→ **What the task asks**
Please copy the stretch of the altruism quote from "Here is the" through "to other beings.", replacing "swamp" with "bog".

[[ Document extract, beginning ]]

Dharma Quote: Altruism

Here is the Dharma Quote of the Week from Snow Lion Publications:
Dharma Quote of the Week We ordinary individuals share the characteristic of having our attempts to gain happiness thwarted by our own destructive self-centeredness. It is unsuitable to keep holding onto the self-centered attitude while ignoring others. If two friends find themselves floundering in a muddy swamp they should not ridicule each other, but combine their energies to get out. Both ourselves and others are in the same position of wanting happiness and not wanting suffering, but we are entangled in a web of ignorance that prevents us from achieving those goals. Far from regarding it as an "every man for himself" situation, we should meditate upon the equality of self and others and the need to be helpful to other beings.

~ From Bodhicitta: Cultivating the Compassionate Mind of Enlightenment by Ven. Lobsang Gyatso, translated by Ven. Sherab Gyatso, published by Snow Lion Publications
This quote brings to mind an article I just read in New Scientist online.

[[ Document extract, end ]]
[[ Data extract, beginning ]]

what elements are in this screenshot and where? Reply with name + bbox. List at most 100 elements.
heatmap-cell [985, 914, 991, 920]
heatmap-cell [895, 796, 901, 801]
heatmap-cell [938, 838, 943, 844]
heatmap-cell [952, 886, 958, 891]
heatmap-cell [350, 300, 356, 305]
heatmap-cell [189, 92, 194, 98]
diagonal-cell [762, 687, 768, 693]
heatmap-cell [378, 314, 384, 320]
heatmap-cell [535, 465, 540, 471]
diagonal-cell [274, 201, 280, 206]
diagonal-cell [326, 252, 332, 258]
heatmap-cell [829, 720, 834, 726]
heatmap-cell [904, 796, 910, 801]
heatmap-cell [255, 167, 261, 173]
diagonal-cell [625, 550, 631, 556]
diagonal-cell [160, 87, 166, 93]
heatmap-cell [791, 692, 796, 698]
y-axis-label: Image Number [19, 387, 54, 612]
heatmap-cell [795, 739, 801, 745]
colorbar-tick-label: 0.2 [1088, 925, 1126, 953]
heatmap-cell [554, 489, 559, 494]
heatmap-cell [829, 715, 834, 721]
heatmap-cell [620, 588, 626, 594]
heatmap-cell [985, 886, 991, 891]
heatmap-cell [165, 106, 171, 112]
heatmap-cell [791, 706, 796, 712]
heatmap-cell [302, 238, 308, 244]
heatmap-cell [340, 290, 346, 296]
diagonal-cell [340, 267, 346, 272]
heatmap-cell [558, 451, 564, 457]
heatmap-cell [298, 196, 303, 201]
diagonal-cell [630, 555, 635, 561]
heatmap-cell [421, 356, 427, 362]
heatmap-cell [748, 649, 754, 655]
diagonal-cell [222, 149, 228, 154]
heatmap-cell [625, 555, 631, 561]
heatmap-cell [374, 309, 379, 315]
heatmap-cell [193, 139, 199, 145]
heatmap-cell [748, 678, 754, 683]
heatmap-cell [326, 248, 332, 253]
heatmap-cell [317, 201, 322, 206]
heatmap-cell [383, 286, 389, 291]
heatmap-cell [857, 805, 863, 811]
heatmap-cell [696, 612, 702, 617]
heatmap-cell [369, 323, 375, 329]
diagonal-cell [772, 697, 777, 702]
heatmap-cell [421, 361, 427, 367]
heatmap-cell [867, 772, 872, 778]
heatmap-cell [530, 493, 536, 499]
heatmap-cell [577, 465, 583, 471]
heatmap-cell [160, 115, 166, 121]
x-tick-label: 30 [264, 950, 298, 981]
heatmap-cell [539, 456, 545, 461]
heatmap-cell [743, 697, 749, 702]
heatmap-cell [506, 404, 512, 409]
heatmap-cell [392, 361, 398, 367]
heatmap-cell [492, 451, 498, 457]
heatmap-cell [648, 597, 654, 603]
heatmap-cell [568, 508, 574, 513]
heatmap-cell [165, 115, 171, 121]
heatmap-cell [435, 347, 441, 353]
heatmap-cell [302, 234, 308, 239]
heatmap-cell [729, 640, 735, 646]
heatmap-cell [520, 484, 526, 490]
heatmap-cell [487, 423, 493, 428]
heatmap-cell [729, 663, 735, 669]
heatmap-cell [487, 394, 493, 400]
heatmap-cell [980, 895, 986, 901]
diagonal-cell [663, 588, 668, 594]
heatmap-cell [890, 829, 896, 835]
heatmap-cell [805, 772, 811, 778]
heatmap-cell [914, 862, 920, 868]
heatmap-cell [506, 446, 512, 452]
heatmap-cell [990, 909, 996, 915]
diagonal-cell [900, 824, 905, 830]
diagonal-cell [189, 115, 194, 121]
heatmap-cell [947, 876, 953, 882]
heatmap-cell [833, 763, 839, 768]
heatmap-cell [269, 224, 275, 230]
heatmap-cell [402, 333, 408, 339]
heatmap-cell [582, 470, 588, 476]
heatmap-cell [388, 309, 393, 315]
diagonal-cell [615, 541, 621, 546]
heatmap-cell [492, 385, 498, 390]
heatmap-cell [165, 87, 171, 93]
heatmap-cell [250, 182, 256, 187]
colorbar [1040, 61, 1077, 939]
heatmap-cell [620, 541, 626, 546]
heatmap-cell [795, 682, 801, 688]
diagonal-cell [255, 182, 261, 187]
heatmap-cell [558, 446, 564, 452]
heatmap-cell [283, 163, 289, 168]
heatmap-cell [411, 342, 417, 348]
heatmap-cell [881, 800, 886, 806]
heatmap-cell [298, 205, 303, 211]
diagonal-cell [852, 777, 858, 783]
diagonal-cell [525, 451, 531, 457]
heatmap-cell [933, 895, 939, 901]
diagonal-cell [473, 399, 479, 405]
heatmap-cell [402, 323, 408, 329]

[[ Data extract, end ]]

→ **Written solution**
Here is the Dharma Quote of the Week from Snow Lion Publications:
Dharma Quote of the Week We ordinary individuals share the characteristic of having our attempts to gain happiness thwarted by our own destructive self-centeredness. It is unsuitable to keep holding onto the self-centered attitude while ignoring others. If two friends find themselves floundering in a muddy bog they should not ridicule each other, but combine their energies to get out. Both ourselves and others are in the same position of wanting happiness and not wanting suffering, but we are entangled in a web of ignorance that prevents us from achieving those goals. Far from regarding it as an "every man for himself" situation, we should meditate upon the equality of self and others and the need to be helpful to other beings.